----- Given records -----

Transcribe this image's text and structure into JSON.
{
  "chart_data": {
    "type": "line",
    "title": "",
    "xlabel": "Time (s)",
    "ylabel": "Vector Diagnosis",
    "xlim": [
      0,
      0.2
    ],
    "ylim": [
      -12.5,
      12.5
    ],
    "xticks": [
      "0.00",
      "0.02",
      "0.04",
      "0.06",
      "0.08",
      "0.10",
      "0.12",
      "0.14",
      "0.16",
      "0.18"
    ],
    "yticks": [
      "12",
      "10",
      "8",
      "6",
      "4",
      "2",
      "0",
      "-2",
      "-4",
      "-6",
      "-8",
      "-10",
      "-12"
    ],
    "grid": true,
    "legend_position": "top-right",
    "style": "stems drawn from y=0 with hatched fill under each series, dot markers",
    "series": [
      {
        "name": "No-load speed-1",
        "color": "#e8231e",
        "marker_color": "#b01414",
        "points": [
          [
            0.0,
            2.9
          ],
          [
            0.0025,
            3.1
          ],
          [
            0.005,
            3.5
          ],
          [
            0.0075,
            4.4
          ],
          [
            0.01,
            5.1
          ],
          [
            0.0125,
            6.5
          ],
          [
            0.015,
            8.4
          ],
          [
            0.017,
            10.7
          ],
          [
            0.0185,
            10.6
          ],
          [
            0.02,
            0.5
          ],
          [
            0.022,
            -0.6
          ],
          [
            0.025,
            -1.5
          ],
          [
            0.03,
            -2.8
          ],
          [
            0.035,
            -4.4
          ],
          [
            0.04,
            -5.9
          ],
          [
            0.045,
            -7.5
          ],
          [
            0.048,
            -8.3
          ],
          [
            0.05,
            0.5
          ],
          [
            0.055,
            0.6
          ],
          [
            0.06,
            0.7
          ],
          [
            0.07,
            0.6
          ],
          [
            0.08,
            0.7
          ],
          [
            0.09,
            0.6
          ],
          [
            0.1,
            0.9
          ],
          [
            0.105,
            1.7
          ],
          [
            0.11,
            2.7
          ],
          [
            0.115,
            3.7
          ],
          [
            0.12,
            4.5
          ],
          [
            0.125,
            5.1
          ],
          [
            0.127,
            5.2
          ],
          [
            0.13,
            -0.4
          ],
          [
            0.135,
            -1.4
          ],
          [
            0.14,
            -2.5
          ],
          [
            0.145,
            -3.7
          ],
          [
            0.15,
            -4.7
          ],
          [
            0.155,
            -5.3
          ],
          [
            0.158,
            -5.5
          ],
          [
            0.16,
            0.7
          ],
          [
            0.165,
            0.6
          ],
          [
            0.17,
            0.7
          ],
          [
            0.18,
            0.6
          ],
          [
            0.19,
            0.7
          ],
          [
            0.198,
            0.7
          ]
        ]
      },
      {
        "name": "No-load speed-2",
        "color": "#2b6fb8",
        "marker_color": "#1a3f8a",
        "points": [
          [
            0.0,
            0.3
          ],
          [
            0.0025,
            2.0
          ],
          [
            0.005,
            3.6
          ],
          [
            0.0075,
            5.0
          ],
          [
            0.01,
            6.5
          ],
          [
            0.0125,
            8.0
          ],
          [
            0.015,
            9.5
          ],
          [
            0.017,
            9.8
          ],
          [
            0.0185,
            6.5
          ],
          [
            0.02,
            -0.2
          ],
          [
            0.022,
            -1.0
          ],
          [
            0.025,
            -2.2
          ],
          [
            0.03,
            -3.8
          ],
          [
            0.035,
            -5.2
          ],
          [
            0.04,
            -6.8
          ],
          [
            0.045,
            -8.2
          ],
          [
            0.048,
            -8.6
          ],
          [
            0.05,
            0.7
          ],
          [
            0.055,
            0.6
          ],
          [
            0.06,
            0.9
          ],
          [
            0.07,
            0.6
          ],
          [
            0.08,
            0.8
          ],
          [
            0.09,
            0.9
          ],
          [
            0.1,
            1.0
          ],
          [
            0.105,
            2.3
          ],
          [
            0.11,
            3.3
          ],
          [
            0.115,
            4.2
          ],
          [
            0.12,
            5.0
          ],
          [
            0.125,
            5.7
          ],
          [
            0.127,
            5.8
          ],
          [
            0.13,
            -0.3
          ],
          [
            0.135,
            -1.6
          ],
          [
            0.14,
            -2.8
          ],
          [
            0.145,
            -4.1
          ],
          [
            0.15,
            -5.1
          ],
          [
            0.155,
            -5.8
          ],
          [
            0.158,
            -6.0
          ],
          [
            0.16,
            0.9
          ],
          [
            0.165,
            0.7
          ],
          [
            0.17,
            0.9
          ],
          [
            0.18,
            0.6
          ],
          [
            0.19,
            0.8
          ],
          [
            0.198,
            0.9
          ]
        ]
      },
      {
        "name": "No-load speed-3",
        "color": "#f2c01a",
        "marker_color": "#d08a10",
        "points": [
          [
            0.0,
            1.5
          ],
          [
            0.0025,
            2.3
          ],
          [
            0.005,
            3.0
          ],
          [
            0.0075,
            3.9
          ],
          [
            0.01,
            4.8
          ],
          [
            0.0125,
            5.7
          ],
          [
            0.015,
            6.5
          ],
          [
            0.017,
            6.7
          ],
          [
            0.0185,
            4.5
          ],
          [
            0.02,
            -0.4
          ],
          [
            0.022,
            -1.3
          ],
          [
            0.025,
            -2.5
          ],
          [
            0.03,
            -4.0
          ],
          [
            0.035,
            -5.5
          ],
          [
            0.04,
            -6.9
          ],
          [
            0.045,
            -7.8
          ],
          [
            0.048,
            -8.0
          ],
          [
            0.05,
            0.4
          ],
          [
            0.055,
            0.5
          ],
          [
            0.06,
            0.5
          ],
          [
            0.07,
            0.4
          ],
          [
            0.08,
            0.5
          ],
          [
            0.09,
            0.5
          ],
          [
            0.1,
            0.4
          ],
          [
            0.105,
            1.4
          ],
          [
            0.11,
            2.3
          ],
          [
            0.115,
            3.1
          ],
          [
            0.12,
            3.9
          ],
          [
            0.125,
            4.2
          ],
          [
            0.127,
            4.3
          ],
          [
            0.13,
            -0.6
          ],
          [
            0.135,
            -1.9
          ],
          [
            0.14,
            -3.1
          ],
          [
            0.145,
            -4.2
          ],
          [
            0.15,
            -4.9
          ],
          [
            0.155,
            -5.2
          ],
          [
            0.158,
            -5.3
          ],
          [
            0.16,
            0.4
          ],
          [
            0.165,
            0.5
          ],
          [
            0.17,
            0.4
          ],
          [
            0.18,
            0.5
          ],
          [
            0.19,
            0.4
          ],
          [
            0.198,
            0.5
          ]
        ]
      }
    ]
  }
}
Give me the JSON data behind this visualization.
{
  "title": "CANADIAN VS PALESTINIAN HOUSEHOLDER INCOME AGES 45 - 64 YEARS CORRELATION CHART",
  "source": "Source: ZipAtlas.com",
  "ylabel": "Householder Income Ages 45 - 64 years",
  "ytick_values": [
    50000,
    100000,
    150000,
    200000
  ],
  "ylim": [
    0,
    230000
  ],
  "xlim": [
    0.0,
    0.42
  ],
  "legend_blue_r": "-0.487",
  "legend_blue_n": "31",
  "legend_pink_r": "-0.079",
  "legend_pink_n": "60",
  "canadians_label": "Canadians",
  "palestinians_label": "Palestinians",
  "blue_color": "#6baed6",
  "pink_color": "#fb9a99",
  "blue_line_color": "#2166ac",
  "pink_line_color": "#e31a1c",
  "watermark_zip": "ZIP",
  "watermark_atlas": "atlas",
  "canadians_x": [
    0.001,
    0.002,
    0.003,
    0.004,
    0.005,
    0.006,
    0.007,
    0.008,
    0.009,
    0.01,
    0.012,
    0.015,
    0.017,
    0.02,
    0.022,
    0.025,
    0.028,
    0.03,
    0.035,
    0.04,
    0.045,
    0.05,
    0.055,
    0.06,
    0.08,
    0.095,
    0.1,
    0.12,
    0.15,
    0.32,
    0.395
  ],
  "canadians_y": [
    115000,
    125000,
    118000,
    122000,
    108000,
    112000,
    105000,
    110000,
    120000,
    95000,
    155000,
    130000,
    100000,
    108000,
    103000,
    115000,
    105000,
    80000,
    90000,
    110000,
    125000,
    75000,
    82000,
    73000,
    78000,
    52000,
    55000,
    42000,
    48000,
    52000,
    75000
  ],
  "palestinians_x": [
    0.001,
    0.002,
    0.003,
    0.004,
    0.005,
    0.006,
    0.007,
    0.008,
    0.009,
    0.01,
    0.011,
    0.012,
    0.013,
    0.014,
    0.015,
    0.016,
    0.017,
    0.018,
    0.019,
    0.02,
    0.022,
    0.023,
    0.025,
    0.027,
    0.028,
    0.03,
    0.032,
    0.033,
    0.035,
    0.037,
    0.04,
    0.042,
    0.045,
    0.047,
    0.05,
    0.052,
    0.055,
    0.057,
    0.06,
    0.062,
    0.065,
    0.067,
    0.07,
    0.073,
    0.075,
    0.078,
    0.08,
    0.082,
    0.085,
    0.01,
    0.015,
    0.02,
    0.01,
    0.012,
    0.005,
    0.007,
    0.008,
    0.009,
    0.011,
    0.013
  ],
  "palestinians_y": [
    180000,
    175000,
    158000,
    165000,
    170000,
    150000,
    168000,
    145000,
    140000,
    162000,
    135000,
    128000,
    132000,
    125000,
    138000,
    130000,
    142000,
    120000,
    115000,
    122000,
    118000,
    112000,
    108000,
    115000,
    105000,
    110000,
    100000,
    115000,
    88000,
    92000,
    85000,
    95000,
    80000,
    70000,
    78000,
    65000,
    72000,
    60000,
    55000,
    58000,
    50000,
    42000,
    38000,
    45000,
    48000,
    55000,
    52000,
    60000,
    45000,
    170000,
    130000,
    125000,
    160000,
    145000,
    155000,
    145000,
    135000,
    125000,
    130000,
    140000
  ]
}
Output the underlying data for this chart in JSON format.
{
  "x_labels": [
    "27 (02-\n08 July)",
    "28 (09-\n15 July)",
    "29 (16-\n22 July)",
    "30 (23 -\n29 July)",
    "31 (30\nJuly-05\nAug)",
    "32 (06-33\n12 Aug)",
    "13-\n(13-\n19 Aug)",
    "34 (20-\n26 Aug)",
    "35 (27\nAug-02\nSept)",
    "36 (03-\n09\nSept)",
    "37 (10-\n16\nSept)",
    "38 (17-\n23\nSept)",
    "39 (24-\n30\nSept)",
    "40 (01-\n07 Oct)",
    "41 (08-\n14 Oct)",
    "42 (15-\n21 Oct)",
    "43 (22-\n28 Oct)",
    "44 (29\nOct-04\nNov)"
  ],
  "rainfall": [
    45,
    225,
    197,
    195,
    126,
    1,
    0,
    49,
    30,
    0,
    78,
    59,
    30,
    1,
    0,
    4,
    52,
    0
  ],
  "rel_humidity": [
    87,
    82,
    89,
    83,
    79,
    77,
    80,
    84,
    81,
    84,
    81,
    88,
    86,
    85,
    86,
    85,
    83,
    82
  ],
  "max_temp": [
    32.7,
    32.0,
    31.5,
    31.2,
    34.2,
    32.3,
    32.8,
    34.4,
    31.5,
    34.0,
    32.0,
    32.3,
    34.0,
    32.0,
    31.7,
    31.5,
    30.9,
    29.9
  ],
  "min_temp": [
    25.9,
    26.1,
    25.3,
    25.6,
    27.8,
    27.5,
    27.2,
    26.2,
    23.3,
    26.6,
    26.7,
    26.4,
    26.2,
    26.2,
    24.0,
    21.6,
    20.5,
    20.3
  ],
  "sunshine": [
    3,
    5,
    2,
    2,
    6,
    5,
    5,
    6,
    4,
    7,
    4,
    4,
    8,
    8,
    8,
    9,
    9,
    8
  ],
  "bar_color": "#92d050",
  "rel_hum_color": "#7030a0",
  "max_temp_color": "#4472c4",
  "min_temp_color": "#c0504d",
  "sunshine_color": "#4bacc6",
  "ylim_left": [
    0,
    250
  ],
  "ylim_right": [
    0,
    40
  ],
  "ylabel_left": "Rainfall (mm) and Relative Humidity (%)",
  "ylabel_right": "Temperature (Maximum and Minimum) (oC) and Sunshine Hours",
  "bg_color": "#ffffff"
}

-----

• Prompt: Each line above that includes "this" counts once; state the total and nothing more.

• Output: 3